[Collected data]

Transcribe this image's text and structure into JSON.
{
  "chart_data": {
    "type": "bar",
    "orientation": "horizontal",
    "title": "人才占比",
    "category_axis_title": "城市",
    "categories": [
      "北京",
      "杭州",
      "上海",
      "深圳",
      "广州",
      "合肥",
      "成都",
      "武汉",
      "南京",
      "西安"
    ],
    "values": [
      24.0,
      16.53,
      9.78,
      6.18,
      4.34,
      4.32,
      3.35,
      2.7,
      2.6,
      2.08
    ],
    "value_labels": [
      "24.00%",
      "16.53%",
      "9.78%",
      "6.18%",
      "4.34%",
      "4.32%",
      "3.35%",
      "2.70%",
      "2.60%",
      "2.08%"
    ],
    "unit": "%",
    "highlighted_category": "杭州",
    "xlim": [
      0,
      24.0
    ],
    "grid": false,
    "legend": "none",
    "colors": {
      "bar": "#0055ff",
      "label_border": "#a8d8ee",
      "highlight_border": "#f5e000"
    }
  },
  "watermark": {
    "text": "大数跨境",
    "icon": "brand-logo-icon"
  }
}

- Short problem:
Your task is to extract all of the records exactly.

- Response for this exercise:
Transcribe this image's text and structure into JSON.
{
  "chart_data": {
    "type": "bar",
    "orientation": "horizontal",
    "title": "人才占比",
    "category_axis_title": "城市",
    "categories": [
      "北京",
      "杭州",
      "上海",
      "深圳",
      "广州",
      "合肥",
      "成都",
      "武汉",
      "南京",
      "西安"
    ],
    "values": [
      24.0,
      16.53,
      9.78,
      6.18,
      4.34,
      4.32,
      3.35,
      2.7,
      2.6,
      2.08
    ],
    "value_labels": [
      "24.00%",
      "16.53%",
      "9.78%",
      "6.18%",
      "4.34%",
      "4.32%",
      "3.35%",
      "2.70%",
      "2.60%",
      "2.08%"
    ],
    "unit": "%",
    "highlighted_category": "杭州",
    "xlim": [
      0,
      24.0
    ],
    "grid": false,
    "legend": "none",
    "colors": {
      "bar": "#0055ff",
      "label_border": "#a8d8ee",
      "highlight_border": "#f5e000"
    }
  },
  "watermark": {
    "text": "大数跨境",
    "icon": "brand-logo-icon"
  }
}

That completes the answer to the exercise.